Single out the lines that include the word "singapore". Copy them.

--- start ---

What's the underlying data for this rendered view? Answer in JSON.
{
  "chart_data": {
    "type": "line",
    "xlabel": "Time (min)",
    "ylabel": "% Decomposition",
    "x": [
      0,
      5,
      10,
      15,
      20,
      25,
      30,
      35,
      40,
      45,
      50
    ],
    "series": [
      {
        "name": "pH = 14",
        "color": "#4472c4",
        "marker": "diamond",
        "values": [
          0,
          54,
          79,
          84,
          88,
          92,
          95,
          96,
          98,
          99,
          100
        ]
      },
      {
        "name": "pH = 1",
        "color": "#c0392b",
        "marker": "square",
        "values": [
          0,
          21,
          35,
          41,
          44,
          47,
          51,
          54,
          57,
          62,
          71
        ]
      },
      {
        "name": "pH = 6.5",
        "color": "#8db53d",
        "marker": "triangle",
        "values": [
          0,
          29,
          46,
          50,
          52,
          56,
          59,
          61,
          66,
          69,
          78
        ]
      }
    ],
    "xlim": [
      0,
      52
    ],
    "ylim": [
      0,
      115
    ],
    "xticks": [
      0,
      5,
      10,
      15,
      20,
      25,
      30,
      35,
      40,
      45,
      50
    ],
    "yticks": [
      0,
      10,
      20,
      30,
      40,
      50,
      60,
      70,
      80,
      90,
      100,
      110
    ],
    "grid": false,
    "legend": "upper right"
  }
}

--- end ---
--- start ---

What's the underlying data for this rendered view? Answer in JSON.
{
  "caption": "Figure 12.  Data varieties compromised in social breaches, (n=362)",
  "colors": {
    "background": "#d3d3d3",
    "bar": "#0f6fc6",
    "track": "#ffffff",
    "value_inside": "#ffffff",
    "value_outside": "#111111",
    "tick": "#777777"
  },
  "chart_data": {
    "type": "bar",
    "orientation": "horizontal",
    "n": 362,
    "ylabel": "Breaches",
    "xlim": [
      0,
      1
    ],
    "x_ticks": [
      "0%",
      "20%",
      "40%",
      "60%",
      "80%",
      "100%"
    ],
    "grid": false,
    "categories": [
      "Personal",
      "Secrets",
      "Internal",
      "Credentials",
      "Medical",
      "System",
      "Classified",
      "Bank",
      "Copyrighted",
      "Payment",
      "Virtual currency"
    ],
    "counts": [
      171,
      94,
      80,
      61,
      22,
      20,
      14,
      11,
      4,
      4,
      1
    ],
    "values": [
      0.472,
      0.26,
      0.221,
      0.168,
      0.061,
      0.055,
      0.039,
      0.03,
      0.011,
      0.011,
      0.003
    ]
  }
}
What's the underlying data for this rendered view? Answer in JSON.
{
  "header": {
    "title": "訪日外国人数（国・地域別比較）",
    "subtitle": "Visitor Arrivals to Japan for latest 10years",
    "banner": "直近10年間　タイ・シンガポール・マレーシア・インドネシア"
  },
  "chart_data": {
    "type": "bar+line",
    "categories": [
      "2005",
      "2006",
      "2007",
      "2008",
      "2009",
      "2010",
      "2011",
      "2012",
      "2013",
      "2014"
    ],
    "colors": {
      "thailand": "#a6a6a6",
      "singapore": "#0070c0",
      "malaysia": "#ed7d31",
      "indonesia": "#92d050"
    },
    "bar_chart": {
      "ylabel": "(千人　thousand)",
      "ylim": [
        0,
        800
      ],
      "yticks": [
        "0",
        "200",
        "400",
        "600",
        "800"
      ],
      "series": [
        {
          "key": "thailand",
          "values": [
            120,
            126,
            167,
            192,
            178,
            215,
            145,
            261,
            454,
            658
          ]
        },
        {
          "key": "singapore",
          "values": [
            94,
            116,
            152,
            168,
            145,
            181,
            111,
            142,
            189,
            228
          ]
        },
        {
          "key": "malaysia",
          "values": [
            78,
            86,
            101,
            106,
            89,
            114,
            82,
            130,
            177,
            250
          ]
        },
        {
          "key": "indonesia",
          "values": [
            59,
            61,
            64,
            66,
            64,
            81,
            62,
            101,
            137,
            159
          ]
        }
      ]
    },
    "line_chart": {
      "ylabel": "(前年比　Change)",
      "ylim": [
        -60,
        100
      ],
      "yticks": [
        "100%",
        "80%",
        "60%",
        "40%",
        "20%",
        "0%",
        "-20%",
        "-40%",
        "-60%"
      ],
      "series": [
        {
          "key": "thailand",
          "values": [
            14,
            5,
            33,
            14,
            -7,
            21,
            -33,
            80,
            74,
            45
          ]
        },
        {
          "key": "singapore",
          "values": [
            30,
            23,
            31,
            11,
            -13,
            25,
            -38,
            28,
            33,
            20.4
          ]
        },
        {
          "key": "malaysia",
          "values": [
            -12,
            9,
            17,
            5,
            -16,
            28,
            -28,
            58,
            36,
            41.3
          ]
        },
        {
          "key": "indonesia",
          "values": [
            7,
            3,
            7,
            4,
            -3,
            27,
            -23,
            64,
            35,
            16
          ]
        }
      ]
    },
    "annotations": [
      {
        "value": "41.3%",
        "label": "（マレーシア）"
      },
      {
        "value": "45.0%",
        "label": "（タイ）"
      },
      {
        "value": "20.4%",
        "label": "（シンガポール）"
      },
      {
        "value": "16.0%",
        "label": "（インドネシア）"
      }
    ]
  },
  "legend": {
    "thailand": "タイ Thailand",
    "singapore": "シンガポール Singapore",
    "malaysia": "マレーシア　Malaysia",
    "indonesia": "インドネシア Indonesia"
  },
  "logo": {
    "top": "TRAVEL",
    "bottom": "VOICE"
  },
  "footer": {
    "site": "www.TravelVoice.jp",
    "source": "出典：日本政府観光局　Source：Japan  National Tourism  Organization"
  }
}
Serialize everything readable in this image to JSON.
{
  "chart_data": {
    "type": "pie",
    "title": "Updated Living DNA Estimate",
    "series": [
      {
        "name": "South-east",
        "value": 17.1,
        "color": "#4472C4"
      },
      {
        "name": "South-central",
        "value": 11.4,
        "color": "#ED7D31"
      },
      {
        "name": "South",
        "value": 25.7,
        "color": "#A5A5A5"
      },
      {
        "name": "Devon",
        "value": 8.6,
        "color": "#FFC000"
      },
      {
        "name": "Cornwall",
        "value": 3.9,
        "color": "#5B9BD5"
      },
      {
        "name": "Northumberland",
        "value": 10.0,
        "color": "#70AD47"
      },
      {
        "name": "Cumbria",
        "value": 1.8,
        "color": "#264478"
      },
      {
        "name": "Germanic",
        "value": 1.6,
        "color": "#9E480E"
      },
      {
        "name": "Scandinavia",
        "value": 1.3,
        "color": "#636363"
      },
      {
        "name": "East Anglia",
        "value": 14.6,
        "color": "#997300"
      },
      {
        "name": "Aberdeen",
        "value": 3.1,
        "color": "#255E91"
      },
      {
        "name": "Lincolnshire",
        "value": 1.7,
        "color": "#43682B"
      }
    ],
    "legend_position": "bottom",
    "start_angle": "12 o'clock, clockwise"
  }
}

--- end ---

### RESULT:
      "singapore": "#0070c0",
          "key": "singapore",
          "key": "singapore",
    "singapore": "シンガポール Singapore",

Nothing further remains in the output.